## Your goal:
Exclude the pictures; give every entry again exactly as written.

□ □ □

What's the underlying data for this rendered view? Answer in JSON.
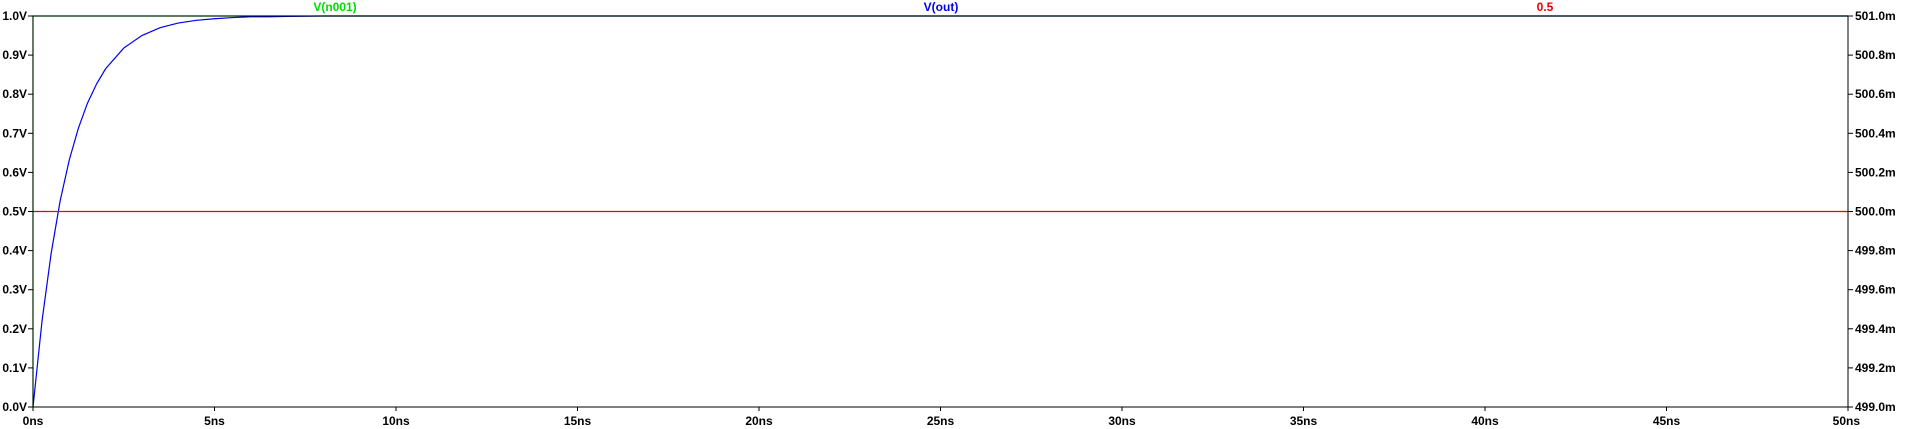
{
  "chart_data": {
    "type": "line",
    "x_unit": "ns",
    "xlim": [
      0,
      50
    ],
    "x_ticks": [
      {
        "value": 0,
        "label": "0ns"
      },
      {
        "value": 5,
        "label": "5ns"
      },
      {
        "value": 10,
        "label": "10ns"
      },
      {
        "value": 15,
        "label": "15ns"
      },
      {
        "value": 20,
        "label": "20ns"
      },
      {
        "value": 25,
        "label": "25ns"
      },
      {
        "value": 30,
        "label": "30ns"
      },
      {
        "value": 35,
        "label": "35ns"
      },
      {
        "value": 40,
        "label": "40ns"
      },
      {
        "value": 45,
        "label": "45ns"
      },
      {
        "value": 50,
        "label": "50ns"
      }
    ],
    "ylim_left": [
      0,
      1.0
    ],
    "y_ticks_left": [
      {
        "value": 0.0,
        "label": "0.0V"
      },
      {
        "value": 0.1,
        "label": "0.1V"
      },
      {
        "value": 0.2,
        "label": "0.2V"
      },
      {
        "value": 0.3,
        "label": "0.3V"
      },
      {
        "value": 0.4,
        "label": "0.4V"
      },
      {
        "value": 0.5,
        "label": "0.5V"
      },
      {
        "value": 0.6,
        "label": "0.6V"
      },
      {
        "value": 0.7,
        "label": "0.7V"
      },
      {
        "value": 0.8,
        "label": "0.8V"
      },
      {
        "value": 0.9,
        "label": "0.9V"
      },
      {
        "value": 1.0,
        "label": "1.0V"
      }
    ],
    "ylim_right": [
      499.0,
      501.0
    ],
    "y_ticks_right": [
      {
        "value": 499.0,
        "label": "499.0m"
      },
      {
        "value": 499.2,
        "label": "499.2m"
      },
      {
        "value": 499.4,
        "label": "499.4m"
      },
      {
        "value": 499.6,
        "label": "499.6m"
      },
      {
        "value": 499.8,
        "label": "499.8m"
      },
      {
        "value": 500.0,
        "label": "500.0m"
      },
      {
        "value": 500.2,
        "label": "500.2m"
      },
      {
        "value": 500.4,
        "label": "500.4m"
      },
      {
        "value": 500.6,
        "label": "500.6m"
      },
      {
        "value": 500.8,
        "label": "500.8m"
      },
      {
        "value": 501.0,
        "label": "501.0m"
      }
    ],
    "grid": false,
    "series": [
      {
        "name": "V(n001)",
        "color": "#00dd00",
        "axis": "left",
        "x": [
          0,
          0,
          50
        ],
        "y": [
          0,
          1.0,
          1.0
        ]
      },
      {
        "name": "V(out)",
        "color": "#0000ee",
        "axis": "left",
        "x": [
          0,
          0.25,
          0.5,
          0.75,
          1.0,
          1.25,
          1.5,
          1.75,
          2.0,
          2.5,
          3.0,
          3.5,
          4.0,
          4.5,
          5.0,
          5.5,
          6.0,
          6.5,
          7.0,
          8.0,
          10,
          15,
          20,
          30,
          40,
          50
        ],
        "y": [
          0,
          0.221,
          0.393,
          0.528,
          0.632,
          0.713,
          0.777,
          0.826,
          0.865,
          0.918,
          0.95,
          0.97,
          0.982,
          0.989,
          0.993,
          0.996,
          0.998,
          0.998,
          0.999,
          1.0,
          1.0,
          1.0,
          1.0,
          1.0,
          1.0,
          1.0
        ]
      },
      {
        "name": "0.5",
        "color": "#ee0000",
        "axis": "left",
        "x": [
          0,
          50
        ],
        "y": [
          0.5,
          0.5
        ]
      }
    ]
  }
}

□ □ □

## Final result:
What's the underlying data for this rendered view? Answer in JSON.
{
  "chart_data": {
    "type": "line",
    "x_unit": "ns",
    "xlim": [
      0,
      50
    ],
    "x_ticks": [
      {
        "value": 0,
        "label": "0ns"
      },
      {
        "value": 5,
        "label": "5ns"
      },
      {
        "value": 10,
        "label": "10ns"
      },
      {
        "value": 15,
        "label": "15ns"
      },
      {
        "value": 20,
        "label": "20ns"
      },
      {
        "value": 25,
        "label": "25ns"
      },
      {
        "value": 30,
        "label": "30ns"
      },
      {
        "value": 35,
        "label": "35ns"
      },
      {
        "value": 40,
        "label": "40ns"
      },
      {
        "value": 45,
        "label": "45ns"
      },
      {
        "value": 50,
        "label": "50ns"
      }
    ],
    "ylim_left": [
      0,
      1.0
    ],
    "y_ticks_left": [
      {
        "value": 0.0,
        "label": "0.0V"
      },
      {
        "value": 0.1,
        "label": "0.1V"
      },
      {
        "value": 0.2,
        "label": "0.2V"
      },
      {
        "value": 0.3,
        "label": "0.3V"
      },
      {
        "value": 0.4,
        "label": "0.4V"
      },
      {
        "value": 0.5,
        "label": "0.5V"
      },
      {
        "value": 0.6,
        "label": "0.6V"
      },
      {
        "value": 0.7,
        "label": "0.7V"
      },
      {
        "value": 0.8,
        "label": "0.8V"
      },
      {
        "value": 0.9,
        "label": "0.9V"
      },
      {
        "value": 1.0,
        "label": "1.0V"
      }
    ],
    "ylim_right": [
      499.0,
      501.0
    ],
    "y_ticks_right": [
      {
        "value": 499.0,
        "label": "499.0m"
      },
      {
        "value": 499.2,
        "label": "499.2m"
      },
      {
        "value": 499.4,
        "label": "499.4m"
      },
      {
        "value": 499.6,
        "label": "499.6m"
      },
      {
        "value": 499.8,
        "label": "499.8m"
      },
      {
        "value": 500.0,
        "label": "500.0m"
      },
      {
        "value": 500.2,
        "label": "500.2m"
      },
      {
        "value": 500.4,
        "label": "500.4m"
      },
      {
        "value": 500.6,
        "label": "500.6m"
      },
      {
        "value": 500.8,
        "label": "500.8m"
      },
      {
        "value": 501.0,
        "label": "501.0m"
      }
    ],
    "grid": false,
    "series": [
      {
        "name": "V(n001)",
        "color": "#00dd00",
        "axis": "left",
        "x": [
          0,
          0,
          50
        ],
        "y": [
          0,
          1.0,
          1.0
        ]
      },
      {
        "name": "V(out)",
        "color": "#0000ee",
        "axis": "left",
        "x": [
          0,
          0.25,
          0.5,
          0.75,
          1.0,
          1.25,
          1.5,
          1.75,
          2.0,
          2.5,
          3.0,
          3.5,
          4.0,
          4.5,
          5.0,
          5.5,
          6.0,
          6.5,
          7.0,
          8.0,
          10,
          15,
          20,
          30,
          40,
          50
        ],
        "y": [
          0,
          0.221,
          0.393,
          0.528,
          0.632,
          0.713,
          0.777,
          0.826,
          0.865,
          0.918,
          0.95,
          0.97,
          0.982,
          0.989,
          0.993,
          0.996,
          0.998,
          0.998,
          0.999,
          1.0,
          1.0,
          1.0,
          1.0,
          1.0,
          1.0,
          1.0
        ]
      },
      {
        "name": "0.5",
        "color": "#ee0000",
        "axis": "left",
        "x": [
          0,
          50
        ],
        "y": [
          0.5,
          0.5
        ]
      }
    ]
  }
}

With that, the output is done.